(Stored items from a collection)
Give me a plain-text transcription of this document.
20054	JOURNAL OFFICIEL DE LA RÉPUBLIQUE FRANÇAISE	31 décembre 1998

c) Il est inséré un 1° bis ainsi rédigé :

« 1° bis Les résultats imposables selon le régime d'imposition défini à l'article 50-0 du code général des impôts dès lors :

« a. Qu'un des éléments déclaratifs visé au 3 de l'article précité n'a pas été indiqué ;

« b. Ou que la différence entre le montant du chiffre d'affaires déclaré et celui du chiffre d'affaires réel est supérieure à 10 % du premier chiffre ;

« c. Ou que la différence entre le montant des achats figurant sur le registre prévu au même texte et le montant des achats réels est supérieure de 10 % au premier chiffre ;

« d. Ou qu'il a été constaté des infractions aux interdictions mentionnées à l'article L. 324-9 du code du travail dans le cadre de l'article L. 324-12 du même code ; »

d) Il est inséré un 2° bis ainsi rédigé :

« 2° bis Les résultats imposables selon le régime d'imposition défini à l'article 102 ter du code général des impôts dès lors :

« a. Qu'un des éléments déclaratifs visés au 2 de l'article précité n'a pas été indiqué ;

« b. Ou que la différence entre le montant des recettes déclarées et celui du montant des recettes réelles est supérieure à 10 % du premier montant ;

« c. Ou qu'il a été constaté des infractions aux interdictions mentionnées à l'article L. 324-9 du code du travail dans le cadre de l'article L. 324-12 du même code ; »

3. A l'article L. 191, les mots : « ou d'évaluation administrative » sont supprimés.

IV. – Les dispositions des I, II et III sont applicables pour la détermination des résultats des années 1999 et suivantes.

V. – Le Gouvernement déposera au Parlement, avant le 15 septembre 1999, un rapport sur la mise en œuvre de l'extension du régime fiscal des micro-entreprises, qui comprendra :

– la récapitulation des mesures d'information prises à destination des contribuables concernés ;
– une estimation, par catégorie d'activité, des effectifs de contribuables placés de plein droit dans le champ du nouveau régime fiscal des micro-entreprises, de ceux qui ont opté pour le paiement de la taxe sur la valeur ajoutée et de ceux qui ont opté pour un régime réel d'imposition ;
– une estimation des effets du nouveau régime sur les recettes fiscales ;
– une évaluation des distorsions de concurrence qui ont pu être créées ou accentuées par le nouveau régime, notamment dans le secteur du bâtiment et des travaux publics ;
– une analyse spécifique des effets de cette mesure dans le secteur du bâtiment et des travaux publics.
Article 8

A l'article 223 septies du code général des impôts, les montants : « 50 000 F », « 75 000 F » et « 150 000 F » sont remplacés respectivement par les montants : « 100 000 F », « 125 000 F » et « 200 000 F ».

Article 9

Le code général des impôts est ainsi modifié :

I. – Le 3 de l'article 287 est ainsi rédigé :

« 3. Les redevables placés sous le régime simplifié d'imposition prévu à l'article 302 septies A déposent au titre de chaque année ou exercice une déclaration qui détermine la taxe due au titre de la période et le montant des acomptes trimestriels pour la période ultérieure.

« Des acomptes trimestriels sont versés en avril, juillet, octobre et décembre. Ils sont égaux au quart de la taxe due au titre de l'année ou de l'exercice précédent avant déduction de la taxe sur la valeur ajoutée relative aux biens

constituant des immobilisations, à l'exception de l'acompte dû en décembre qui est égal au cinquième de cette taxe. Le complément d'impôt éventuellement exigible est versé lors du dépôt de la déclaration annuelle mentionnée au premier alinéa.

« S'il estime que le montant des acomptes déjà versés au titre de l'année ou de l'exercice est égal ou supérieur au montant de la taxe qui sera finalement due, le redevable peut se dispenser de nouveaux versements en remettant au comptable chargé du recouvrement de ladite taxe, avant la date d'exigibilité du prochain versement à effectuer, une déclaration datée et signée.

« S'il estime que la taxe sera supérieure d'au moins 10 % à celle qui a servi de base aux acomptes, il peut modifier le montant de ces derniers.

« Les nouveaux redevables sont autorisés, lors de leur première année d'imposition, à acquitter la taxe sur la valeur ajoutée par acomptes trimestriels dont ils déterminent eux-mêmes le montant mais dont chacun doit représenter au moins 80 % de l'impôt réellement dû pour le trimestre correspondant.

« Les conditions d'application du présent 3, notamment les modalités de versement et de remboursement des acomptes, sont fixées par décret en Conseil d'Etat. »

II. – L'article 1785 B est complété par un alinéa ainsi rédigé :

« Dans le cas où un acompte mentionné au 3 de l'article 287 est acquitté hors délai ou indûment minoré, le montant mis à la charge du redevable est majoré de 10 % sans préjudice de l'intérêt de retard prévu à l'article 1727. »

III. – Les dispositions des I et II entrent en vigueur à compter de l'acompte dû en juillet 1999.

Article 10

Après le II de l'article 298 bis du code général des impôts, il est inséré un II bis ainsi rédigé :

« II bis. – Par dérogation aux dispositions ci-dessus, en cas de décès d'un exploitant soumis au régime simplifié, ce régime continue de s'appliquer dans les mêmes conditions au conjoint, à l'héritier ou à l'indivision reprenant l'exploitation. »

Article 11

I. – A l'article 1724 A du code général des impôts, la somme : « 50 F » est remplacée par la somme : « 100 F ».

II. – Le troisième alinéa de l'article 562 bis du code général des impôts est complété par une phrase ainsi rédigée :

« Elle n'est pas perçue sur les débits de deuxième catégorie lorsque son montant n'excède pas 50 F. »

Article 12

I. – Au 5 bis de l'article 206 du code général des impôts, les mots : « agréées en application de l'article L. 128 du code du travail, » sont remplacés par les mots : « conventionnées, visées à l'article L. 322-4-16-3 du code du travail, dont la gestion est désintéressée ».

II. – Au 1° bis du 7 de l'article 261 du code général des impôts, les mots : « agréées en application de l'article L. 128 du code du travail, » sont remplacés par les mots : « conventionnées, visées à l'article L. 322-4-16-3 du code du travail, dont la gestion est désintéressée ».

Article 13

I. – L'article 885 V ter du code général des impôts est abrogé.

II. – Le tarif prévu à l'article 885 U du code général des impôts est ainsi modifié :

--

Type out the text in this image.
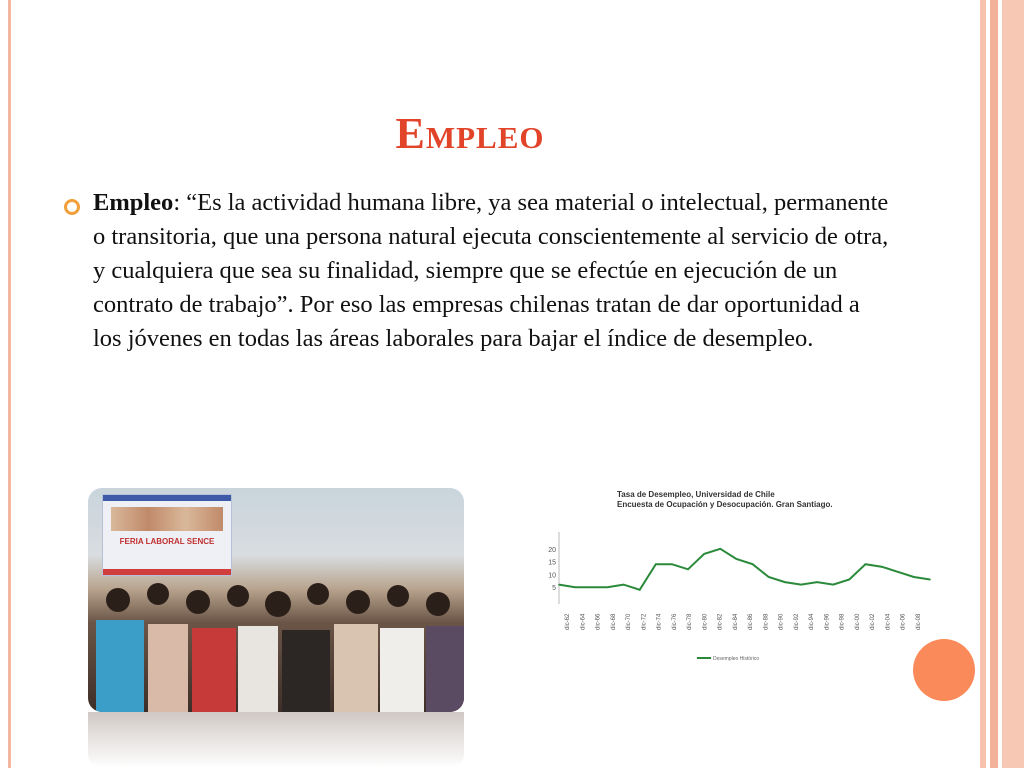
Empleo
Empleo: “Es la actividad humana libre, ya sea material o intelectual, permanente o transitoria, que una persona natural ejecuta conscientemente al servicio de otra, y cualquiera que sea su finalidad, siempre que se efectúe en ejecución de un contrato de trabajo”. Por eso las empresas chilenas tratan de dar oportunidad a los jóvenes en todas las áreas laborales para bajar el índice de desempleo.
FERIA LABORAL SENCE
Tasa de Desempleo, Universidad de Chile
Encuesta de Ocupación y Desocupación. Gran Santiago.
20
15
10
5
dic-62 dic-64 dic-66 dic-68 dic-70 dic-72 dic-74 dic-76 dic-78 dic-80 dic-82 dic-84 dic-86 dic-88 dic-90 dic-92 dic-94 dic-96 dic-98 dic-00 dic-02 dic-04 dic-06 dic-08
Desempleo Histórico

*AIM*. Out of the material above, select every line that holds the string "constaté".

*SOLUTION*.
« d. Ou qu'il a été constaté des infractions aux interdictions mentionnées à l'article L. 324-9 du code du travail dans le cadre de l'article L. 324-12 du même code ; »
« c. Ou qu'il a été constaté des infractions aux interdictions mentionnées à l'article L. 324-9 du code du travail dans le cadre de l'article L. 324-12 du même code ; »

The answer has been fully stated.